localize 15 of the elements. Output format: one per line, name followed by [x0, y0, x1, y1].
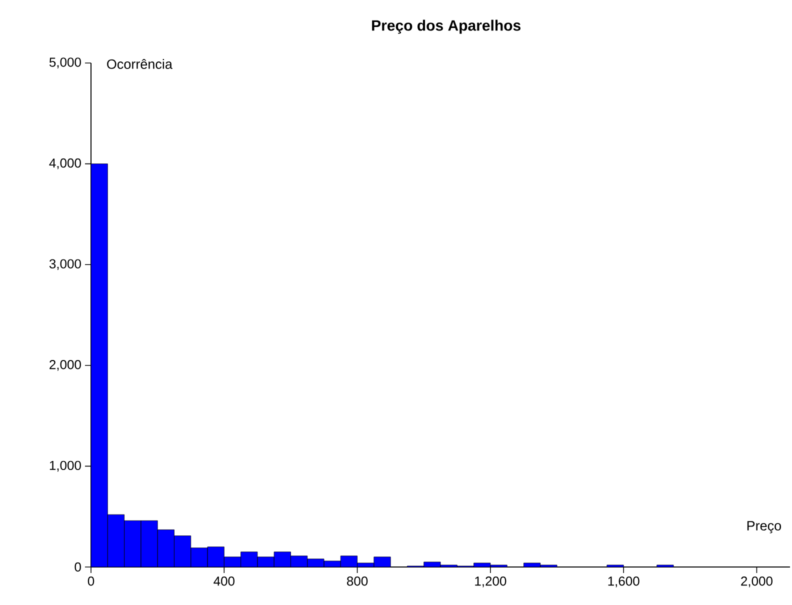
x-tick-label: 800: [347, 576, 368, 586]
chart-title: Preço dos Aparelhos: [372, 20, 520, 34]
y-tick-label: 2,000: [50, 360, 81, 371]
y-tick-label: 4,000: [49, 158, 81, 170]
y-axis-title: Ocorrência: [107, 58, 172, 69]
x-tick-label: 1,200: [475, 576, 506, 588]
x-tick-label: 0: [88, 576, 94, 586]
x-axis-title: Preço: [747, 521, 782, 534]
x-tick-label: 400: [214, 576, 234, 586]
y-tick-label: 5,000: [49, 58, 81, 68]
x-tick-label: 2,000: [741, 576, 772, 588]
y-tick-label: 3,000: [49, 259, 81, 270]
x-tick-label: 1,600: [608, 576, 640, 588]
y-tick-label: 0: [74, 562, 81, 572]
y-tick-label: 1,000: [50, 460, 81, 472]
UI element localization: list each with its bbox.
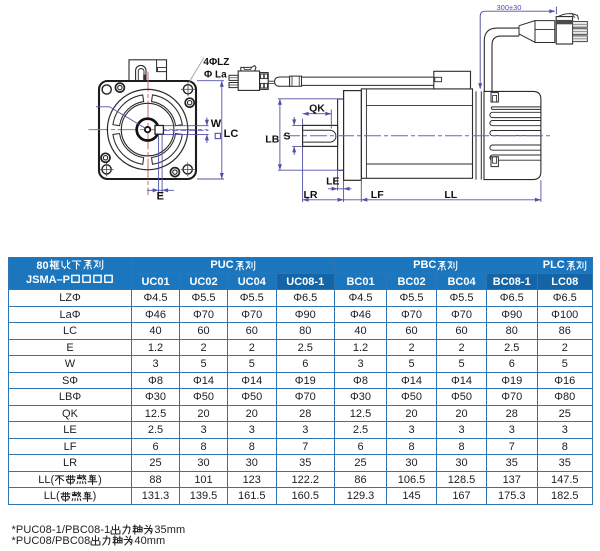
svg-text:LC: LC — [224, 128, 239, 140]
svg-text:LL: LL — [444, 189, 457, 201]
svg-text:LF: LF — [371, 189, 384, 201]
svg-text:Φ La: Φ La — [204, 69, 227, 80]
svg-text:W: W — [211, 118, 222, 130]
svg-text:S: S — [283, 131, 290, 143]
svg-text:LE: LE — [326, 175, 339, 187]
svg-text:300±30: 300±30 — [497, 3, 522, 12]
svg-text:E: E — [157, 191, 164, 203]
svg-text:LB: LB — [265, 133, 279, 145]
svg-text:LR: LR — [304, 189, 318, 201]
svg-text:4ΦLZ: 4ΦLZ — [203, 57, 229, 68]
svg-text:QK: QK — [309, 102, 325, 114]
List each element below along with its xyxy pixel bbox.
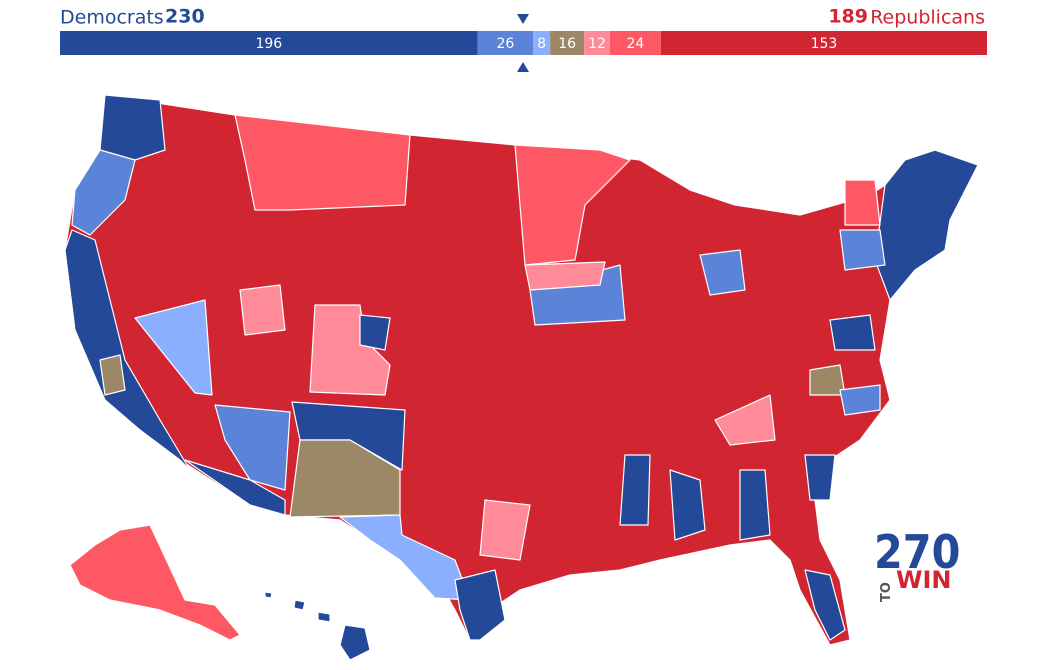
us-map	[64, 94, 979, 661]
segment-label: 8	[537, 36, 546, 52]
bar-segment	[660, 31, 987, 55]
bar-segment	[550, 31, 585, 55]
segment-label: 26	[496, 36, 514, 52]
logo-to: TO	[879, 582, 894, 602]
hawaii	[317, 611, 331, 623]
south-carolina-district	[804, 454, 836, 501]
michigan-district	[699, 249, 746, 296]
dem-label: Democrats	[60, 7, 164, 29]
majority-marker	[517, 14, 529, 24]
segment-label: 12	[588, 36, 606, 52]
montana	[234, 114, 411, 211]
virginia-district	[839, 384, 881, 416]
utah-district	[239, 284, 286, 336]
seat-bar: 196 26 8 16 12 24 153	[60, 31, 987, 55]
maryland-district	[829, 314, 876, 351]
logo-win: WIN	[896, 566, 952, 594]
washington-west	[99, 94, 166, 161]
alabama-district	[669, 469, 706, 541]
bar-segment	[477, 31, 534, 55]
segment-label: 24	[626, 36, 644, 52]
california-coast	[64, 229, 191, 471]
hawaii	[293, 599, 306, 611]
logo: 270 TO WIN	[874, 525, 960, 602]
bar-segment	[609, 31, 661, 55]
bar-segment	[584, 31, 610, 55]
mississippi-district	[619, 454, 651, 526]
new-mexico-tossup	[289, 439, 401, 518]
hawaii	[339, 624, 371, 661]
hawaii	[264, 591, 273, 599]
california-tossup	[99, 354, 126, 396]
georgia-district	[739, 469, 771, 541]
new-york-district	[839, 229, 886, 271]
texas-district	[479, 499, 531, 561]
segment-label: 16	[558, 36, 576, 52]
texas-south	[454, 569, 506, 641]
iowa-district	[524, 261, 606, 291]
arizona-district	[214, 404, 291, 491]
kentucky-district	[714, 394, 776, 446]
arizona-south	[184, 459, 286, 516]
colorado-district	[359, 314, 391, 351]
florida-district	[804, 569, 846, 641]
bar-segment	[533, 31, 551, 55]
majority-marker	[517, 62, 529, 72]
alaska	[69, 524, 241, 641]
rep-total: 189	[828, 6, 868, 28]
colorado-district	[309, 304, 391, 396]
segment-label: 196	[255, 36, 282, 52]
rep-label: Republicans	[870, 7, 985, 29]
dem-total: 230	[165, 6, 205, 28]
oregon-coast	[71, 149, 136, 236]
logo-number: 270	[874, 525, 960, 579]
new-england	[874, 149, 979, 301]
segment-label: 153	[811, 36, 838, 52]
new-york-district	[844, 179, 881, 226]
nevada-district	[134, 299, 213, 396]
bar-segment	[60, 31, 478, 55]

····················

[INSTRUCTION]:
Collect every line of the listing above that contains the word "with", and copy each such line in full.

[ANSWER TO THE PROBLEM]:
UI element localization: list each with its bbox.
List each element below along with its xyxy pixel bbox.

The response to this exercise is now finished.